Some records
▬▬▬▬▬▬

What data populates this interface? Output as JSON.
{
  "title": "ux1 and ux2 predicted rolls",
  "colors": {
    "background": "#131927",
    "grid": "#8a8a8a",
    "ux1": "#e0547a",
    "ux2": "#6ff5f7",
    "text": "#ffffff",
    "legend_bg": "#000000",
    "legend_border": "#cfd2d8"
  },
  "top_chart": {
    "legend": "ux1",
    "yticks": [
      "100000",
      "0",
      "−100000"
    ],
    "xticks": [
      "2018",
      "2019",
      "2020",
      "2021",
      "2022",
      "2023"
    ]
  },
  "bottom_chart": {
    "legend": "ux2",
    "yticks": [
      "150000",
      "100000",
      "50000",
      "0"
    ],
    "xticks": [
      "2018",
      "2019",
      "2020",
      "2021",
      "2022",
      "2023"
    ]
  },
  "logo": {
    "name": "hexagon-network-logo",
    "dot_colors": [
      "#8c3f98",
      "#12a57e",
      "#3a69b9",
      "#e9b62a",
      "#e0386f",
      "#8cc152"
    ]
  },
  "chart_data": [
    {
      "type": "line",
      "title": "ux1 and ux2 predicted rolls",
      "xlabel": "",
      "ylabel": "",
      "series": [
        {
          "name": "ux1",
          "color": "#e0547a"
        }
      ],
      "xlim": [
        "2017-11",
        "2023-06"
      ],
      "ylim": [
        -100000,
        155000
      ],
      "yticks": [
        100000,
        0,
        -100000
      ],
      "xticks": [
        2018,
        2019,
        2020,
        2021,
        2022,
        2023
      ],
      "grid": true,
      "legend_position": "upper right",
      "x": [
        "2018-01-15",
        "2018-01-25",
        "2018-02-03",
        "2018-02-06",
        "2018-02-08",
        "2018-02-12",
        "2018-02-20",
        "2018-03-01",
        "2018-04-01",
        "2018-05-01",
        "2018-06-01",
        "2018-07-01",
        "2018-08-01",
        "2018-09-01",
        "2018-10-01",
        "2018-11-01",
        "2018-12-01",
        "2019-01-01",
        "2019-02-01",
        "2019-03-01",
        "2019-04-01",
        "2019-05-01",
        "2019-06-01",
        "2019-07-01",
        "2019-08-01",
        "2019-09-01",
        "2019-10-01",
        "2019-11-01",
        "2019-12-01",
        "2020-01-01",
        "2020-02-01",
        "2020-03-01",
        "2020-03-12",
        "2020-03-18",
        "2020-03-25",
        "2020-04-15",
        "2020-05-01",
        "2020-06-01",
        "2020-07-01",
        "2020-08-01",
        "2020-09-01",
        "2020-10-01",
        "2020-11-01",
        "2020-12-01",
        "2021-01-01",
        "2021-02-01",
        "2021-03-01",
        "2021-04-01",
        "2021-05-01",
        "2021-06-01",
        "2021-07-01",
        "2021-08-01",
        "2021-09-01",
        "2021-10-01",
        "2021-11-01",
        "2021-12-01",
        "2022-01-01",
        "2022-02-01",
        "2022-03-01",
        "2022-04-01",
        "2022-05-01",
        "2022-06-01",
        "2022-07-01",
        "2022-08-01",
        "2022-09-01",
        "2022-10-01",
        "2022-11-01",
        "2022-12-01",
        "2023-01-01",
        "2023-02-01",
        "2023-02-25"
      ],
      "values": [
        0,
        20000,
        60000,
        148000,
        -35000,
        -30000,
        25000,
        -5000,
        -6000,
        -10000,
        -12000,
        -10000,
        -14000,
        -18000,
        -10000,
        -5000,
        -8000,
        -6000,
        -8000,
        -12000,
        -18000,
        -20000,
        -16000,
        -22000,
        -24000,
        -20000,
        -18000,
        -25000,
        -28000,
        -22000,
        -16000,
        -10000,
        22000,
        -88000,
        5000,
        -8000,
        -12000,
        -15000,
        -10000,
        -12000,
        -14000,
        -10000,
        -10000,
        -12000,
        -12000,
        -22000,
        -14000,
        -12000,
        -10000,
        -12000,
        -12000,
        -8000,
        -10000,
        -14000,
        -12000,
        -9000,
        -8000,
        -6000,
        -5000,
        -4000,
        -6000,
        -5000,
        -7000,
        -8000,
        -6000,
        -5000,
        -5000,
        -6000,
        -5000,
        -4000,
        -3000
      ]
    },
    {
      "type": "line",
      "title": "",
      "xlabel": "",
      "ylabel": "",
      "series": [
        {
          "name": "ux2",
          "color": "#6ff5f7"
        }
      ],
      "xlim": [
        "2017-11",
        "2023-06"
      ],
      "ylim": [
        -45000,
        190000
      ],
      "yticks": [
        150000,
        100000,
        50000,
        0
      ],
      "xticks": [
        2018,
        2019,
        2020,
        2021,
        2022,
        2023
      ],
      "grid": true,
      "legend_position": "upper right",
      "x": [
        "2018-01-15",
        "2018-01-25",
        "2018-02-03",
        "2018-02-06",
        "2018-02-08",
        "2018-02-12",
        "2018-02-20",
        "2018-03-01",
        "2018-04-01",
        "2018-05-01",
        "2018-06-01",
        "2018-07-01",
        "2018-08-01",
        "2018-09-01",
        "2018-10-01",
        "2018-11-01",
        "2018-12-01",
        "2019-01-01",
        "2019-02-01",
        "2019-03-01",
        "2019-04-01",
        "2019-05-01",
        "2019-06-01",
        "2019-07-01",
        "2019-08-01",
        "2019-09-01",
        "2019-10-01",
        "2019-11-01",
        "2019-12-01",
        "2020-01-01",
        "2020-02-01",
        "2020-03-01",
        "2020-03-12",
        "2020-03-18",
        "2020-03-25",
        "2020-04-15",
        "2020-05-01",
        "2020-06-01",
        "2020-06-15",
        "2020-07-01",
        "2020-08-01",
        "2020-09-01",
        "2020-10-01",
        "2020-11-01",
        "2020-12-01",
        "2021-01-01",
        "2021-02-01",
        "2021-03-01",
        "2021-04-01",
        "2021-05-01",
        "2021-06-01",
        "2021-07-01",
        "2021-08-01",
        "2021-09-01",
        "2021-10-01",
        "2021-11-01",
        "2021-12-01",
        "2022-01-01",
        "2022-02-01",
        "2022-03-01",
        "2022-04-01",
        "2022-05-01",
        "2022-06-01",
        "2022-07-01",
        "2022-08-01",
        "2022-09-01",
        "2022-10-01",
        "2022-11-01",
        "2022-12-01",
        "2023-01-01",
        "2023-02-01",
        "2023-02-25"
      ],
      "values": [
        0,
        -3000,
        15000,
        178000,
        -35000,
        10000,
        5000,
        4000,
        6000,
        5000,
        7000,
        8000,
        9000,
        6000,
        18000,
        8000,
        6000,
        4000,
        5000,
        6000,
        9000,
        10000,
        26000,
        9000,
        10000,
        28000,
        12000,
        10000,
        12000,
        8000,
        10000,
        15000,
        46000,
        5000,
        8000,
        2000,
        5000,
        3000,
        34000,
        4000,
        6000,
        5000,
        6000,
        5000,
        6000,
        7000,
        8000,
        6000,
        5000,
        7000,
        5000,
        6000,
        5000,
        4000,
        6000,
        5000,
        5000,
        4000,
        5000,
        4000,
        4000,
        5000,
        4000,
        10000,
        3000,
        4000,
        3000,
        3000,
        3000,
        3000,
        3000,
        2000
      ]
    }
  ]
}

▬▬▬▬▬▬

**Set exercise:** Repeat all of the records above exactly as written.

**Task answer:**
What data populates this interface? Output as JSON.
{
  "title": "ux1 and ux2 predicted rolls",
  "colors": {
    "background": "#131927",
    "grid": "#8a8a8a",
    "ux1": "#e0547a",
    "ux2": "#6ff5f7",
    "text": "#ffffff",
    "legend_bg": "#000000",
    "legend_border": "#cfd2d8"
  },
  "top_chart": {
    "legend": "ux1",
    "yticks": [
      "100000",
      "0",
      "−100000"
    ],
    "xticks": [
      "2018",
      "2019",
      "2020",
      "2021",
      "2022",
      "2023"
    ]
  },
  "bottom_chart": {
    "legend": "ux2",
    "yticks": [
      "150000",
      "100000",
      "50000",
      "0"
    ],
    "xticks": [
      "2018",
      "2019",
      "2020",
      "2021",
      "2022",
      "2023"
    ]
  },
  "logo": {
    "name": "hexagon-network-logo",
    "dot_colors": [
      "#8c3f98",
      "#12a57e",
      "#3a69b9",
      "#e9b62a",
      "#e0386f",
      "#8cc152"
    ]
  },
  "chart_data": [
    {
      "type": "line",
      "title": "ux1 and ux2 predicted rolls",
      "xlabel": "",
      "ylabel": "",
      "series": [
        {
          "name": "ux1",
          "color": "#e0547a"
        }
      ],
      "xlim": [
        "2017-11",
        "2023-06"
      ],
      "ylim": [
        -100000,
        155000
      ],
      "yticks": [
        100000,
        0,
        -100000
      ],
      "xticks": [
        2018,
        2019,
        2020,
        2021,
        2022,
        2023
      ],
      "grid": true,
      "legend_position": "upper right",
      "x": [
        "2018-01-15",
        "2018-01-25",
        "2018-02-03",
        "2018-02-06",
        "2018-02-08",
        "2018-02-12",
        "2018-02-20",
        "2018-03-01",
        "2018-04-01",
        "2018-05-01",
        "2018-06-01",
        "2018-07-01",
        "2018-08-01",
        "2018-09-01",
        "2018-10-01",
        "2018-11-01",
        "2018-12-01",
        "2019-01-01",
        "2019-02-01",
        "2019-03-01",
        "2019-04-01",
        "2019-05-01",
        "2019-06-01",
        "2019-07-01",
        "2019-08-01",
        "2019-09-01",
        "2019-10-01",
        "2019-11-01",
        "2019-12-01",
        "2020-01-01",
        "2020-02-01",
        "2020-03-01",
        "2020-03-12",
        "2020-03-18",
        "2020-03-25",
        "2020-04-15",
        "2020-05-01",
        "2020-06-01",
        "2020-07-01",
        "2020-08-01",
        "2020-09-01",
        "2020-10-01",
        "2020-11-01",
        "2020-12-01",
        "2021-01-01",
        "2021-02-01",
        "2021-03-01",
        "2021-04-01",
        "2021-05-01",
        "2021-06-01",
        "2021-07-01",
        "2021-08-01",
        "2021-09-01",
        "2021-10-01",
        "2021-11-01",
        "2021-12-01",
        "2022-01-01",
        "2022-02-01",
        "2022-03-01",
        "2022-04-01",
        "2022-05-01",
        "2022-06-01",
        "2022-07-01",
        "2022-08-01",
        "2022-09-01",
        "2022-10-01",
        "2022-11-01",
        "2022-12-01",
        "2023-01-01",
        "2023-02-01",
        "2023-02-25"
      ],
      "values": [
        0,
        20000,
        60000,
        148000,
        -35000,
        -30000,
        25000,
        -5000,
        -6000,
        -10000,
        -12000,
        -10000,
        -14000,
        -18000,
        -10000,
        -5000,
        -8000,
        -6000,
        -8000,
        -12000,
        -18000,
        -20000,
        -16000,
        -22000,
        -24000,
        -20000,
        -18000,
        -25000,
        -28000,
        -22000,
        -16000,
        -10000,
        22000,
        -88000,
        5000,
        -8000,
        -12000,
        -15000,
        -10000,
        -12000,
        -14000,
        -10000,
        -10000,
        -12000,
        -12000,
        -22000,
        -14000,
        -12000,
        -10000,
        -12000,
        -12000,
        -8000,
        -10000,
        -14000,
        -12000,
        -9000,
        -8000,
        -6000,
        -5000,
        -4000,
        -6000,
        -5000,
        -7000,
        -8000,
        -6000,
        -5000,
        -5000,
        -6000,
        -5000,
        -4000,
        -3000
      ]
    },
    {
      "type": "line",
      "title": "",
      "xlabel": "",
      "ylabel": "",
      "series": [
        {
          "name": "ux2",
          "color": "#6ff5f7"
        }
      ],
      "xlim": [
        "2017-11",
        "2023-06"
      ],
      "ylim": [
        -45000,
        190000
      ],
      "yticks": [
        150000,
        100000,
        50000,
        0
      ],
      "xticks": [
        2018,
        2019,
        2020,
        2021,
        2022,
        2023
      ],
      "grid": true,
      "legend_position": "upper right",
      "x": [
        "2018-01-15",
        "2018-01-25",
        "2018-02-03",
        "2018-02-06",
        "2018-02-08",
        "2018-02-12",
        "2018-02-20",
        "2018-03-01",
        "2018-04-01",
        "2018-05-01",
        "2018-06-01",
        "2018-07-01",
        "2018-08-01",
        "2018-09-01",
        "2018-10-01",
        "2018-11-01",
        "2018-12-01",
        "2019-01-01",
        "2019-02-01",
        "2019-03-01",
        "2019-04-01",
        "2019-05-01",
        "2019-06-01",
        "2019-07-01",
        "2019-08-01",
        "2019-09-01",
        "2019-10-01",
        "2019-11-01",
        "2019-12-01",
        "2020-01-01",
        "2020-02-01",
        "2020-03-01",
        "2020-03-12",
        "2020-03-18",
        "2020-03-25",
        "2020-04-15",
        "2020-05-01",
        "2020-06-01",
        "2020-06-15",
        "2020-07-01",
        "2020-08-01",
        "2020-09-01",
        "2020-10-01",
        "2020-11-01",
        "2020-12-01",
        "2021-01-01",
        "2021-02-01",
        "2021-03-01",
        "2021-04-01",
        "2021-05-01",
        "2021-06-01",
        "2021-07-01",
        "2021-08-01",
        "2021-09-01",
        "2021-10-01",
        "2021-11-01",
        "2021-12-01",
        "2022-01-01",
        "2022-02-01",
        "2022-03-01",
        "2022-04-01",
        "2022-05-01",
        "2022-06-01",
        "2022-07-01",
        "2022-08-01",
        "2022-09-01",
        "2022-10-01",
        "2022-11-01",
        "2022-12-01",
        "2023-01-01",
        "2023-02-01",
        "2023-02-25"
      ],
      "values": [
        0,
        -3000,
        15000,
        178000,
        -35000,
        10000,
        5000,
        4000,
        6000,
        5000,
        7000,
        8000,
        9000,
        6000,
        18000,
        8000,
        6000,
        4000,
        5000,
        6000,
        9000,
        10000,
        26000,
        9000,
        10000,
        28000,
        12000,
        10000,
        12000,
        8000,
        10000,
        15000,
        46000,
        5000,
        8000,
        2000,
        5000,
        3000,
        34000,
        4000,
        6000,
        5000,
        6000,
        5000,
        6000,
        7000,
        8000,
        6000,
        5000,
        7000,
        5000,
        6000,
        5000,
        4000,
        6000,
        5000,
        5000,
        4000,
        5000,
        4000,
        4000,
        5000,
        4000,
        10000,
        3000,
        4000,
        3000,
        3000,
        3000,
        3000,
        3000,
        2000
      ]
    }
  ]
}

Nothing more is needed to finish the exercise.